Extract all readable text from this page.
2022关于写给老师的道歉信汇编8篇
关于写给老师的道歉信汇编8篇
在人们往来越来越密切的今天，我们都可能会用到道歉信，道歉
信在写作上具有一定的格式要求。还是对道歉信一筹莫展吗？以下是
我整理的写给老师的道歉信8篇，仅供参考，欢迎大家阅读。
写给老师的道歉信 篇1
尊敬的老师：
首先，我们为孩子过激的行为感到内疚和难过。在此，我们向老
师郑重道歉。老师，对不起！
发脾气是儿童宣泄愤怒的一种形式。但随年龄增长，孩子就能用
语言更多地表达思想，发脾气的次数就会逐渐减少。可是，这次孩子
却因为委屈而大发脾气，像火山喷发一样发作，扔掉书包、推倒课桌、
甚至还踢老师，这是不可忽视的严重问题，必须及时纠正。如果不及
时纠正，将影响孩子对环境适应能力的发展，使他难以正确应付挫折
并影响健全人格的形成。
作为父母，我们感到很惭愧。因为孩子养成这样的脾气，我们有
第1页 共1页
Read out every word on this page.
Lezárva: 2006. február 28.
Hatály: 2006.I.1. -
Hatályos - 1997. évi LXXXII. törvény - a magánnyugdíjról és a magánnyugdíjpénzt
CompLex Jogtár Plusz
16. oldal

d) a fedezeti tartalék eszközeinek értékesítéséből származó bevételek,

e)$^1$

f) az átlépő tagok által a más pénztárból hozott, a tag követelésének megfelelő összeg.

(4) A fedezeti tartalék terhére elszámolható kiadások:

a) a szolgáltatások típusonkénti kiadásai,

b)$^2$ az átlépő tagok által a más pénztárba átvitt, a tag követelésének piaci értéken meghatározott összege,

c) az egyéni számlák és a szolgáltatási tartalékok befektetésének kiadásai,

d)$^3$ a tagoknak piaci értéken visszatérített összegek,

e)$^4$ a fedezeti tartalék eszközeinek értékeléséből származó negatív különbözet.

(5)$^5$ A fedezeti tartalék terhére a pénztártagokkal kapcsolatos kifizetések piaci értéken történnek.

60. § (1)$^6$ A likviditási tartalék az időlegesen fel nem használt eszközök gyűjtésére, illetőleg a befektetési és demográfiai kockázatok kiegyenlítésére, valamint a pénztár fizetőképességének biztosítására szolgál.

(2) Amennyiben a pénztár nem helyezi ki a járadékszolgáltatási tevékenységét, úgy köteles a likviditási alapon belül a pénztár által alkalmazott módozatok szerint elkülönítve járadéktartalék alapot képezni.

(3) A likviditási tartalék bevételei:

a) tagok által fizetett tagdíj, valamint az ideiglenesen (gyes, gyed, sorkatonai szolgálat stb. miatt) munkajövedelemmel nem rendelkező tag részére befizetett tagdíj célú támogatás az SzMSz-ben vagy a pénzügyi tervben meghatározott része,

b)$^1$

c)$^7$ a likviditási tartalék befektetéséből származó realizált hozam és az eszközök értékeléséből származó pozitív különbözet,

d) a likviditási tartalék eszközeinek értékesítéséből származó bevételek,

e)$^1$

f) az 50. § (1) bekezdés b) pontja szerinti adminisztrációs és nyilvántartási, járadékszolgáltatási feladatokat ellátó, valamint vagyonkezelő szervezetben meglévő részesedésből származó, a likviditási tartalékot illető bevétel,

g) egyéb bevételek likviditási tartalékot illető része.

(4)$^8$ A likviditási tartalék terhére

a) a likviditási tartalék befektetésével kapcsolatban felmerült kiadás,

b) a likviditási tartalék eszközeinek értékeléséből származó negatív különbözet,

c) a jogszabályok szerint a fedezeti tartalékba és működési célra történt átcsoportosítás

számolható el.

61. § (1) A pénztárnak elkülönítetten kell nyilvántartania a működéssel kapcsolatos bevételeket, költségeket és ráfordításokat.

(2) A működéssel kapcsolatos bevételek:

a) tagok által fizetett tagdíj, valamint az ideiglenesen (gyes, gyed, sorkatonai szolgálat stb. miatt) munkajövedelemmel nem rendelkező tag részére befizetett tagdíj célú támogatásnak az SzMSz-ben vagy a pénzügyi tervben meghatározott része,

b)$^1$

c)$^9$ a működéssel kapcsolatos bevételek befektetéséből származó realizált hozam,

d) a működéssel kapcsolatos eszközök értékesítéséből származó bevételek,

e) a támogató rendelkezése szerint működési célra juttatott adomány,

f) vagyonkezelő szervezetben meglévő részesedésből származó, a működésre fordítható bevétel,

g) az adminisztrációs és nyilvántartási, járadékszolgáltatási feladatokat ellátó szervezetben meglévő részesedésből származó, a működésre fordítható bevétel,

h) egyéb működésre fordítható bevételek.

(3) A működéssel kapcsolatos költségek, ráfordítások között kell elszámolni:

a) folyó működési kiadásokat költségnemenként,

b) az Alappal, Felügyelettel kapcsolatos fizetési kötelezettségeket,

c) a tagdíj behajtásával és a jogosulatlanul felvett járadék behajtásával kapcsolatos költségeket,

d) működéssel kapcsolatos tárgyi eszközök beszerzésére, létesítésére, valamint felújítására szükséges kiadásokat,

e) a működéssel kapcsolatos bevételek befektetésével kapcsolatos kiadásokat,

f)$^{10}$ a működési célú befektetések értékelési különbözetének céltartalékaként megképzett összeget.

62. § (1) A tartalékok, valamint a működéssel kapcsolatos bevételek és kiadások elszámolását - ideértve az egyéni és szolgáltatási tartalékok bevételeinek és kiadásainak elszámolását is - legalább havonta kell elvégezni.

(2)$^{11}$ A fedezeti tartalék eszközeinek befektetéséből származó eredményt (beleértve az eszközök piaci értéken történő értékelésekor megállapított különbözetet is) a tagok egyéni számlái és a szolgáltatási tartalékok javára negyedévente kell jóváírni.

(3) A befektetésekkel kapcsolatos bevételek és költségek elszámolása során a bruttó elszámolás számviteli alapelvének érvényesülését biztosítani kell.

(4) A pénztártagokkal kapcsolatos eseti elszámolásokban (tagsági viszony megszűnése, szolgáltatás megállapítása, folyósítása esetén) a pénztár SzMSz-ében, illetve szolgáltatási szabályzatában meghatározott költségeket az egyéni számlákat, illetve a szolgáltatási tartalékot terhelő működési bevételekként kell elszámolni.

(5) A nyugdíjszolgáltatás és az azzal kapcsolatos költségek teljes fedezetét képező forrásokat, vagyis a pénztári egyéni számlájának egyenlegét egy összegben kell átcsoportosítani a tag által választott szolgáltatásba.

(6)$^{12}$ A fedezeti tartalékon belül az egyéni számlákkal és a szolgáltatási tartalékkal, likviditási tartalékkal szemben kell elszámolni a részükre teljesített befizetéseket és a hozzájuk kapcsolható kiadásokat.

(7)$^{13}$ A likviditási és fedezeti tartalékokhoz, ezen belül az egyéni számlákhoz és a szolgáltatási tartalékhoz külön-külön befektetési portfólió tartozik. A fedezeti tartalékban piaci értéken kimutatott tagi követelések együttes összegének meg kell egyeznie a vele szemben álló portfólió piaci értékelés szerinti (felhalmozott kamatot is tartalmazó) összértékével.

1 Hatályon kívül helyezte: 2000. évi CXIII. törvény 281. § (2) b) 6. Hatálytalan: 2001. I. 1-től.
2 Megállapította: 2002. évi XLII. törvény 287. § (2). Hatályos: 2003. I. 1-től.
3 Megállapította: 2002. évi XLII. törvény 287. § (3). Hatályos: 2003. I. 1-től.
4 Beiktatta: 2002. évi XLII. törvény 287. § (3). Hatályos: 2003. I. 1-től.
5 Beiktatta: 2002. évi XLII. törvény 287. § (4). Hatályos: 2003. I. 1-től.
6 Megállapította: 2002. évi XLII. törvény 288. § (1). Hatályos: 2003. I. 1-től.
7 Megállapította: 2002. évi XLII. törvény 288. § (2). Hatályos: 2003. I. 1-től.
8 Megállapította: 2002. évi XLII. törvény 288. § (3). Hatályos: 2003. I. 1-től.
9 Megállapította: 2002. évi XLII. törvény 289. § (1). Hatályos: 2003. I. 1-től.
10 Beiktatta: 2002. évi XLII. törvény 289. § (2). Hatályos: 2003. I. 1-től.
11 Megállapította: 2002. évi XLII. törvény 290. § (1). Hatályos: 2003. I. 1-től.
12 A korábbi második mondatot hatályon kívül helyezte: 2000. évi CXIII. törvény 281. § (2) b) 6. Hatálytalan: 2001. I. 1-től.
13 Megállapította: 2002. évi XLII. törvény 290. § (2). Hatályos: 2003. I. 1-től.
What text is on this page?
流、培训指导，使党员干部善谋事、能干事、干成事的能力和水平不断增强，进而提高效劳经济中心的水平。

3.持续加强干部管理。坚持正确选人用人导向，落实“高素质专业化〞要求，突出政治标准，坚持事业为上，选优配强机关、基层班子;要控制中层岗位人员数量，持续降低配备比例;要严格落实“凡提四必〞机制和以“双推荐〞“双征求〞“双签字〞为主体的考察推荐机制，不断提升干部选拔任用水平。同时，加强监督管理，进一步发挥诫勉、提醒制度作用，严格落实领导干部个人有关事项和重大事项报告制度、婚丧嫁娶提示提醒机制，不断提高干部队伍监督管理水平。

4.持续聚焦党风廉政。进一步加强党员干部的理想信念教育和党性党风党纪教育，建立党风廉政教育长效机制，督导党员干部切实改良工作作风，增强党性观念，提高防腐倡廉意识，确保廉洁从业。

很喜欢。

______________________________

Task instructions:
Every line in the data that holds "feladatokat" should be copied out.

The completed task:
f) az 50. § (1) bekezdés b) pontja szerinti adminisztrációs és nyilvántartási, járadékszolgáltatási feladatokat ellátó, valamint vagyonkezelő szervezetben meglévő részesedésből származó, a likviditási tartalékot illető bevétel,
g) az adminisztrációs és nyilvántartási, járadékszolgáltatási feladatokat ellátó szervezetben meglévő részesedésből származó, a működésre fordítható bevétel,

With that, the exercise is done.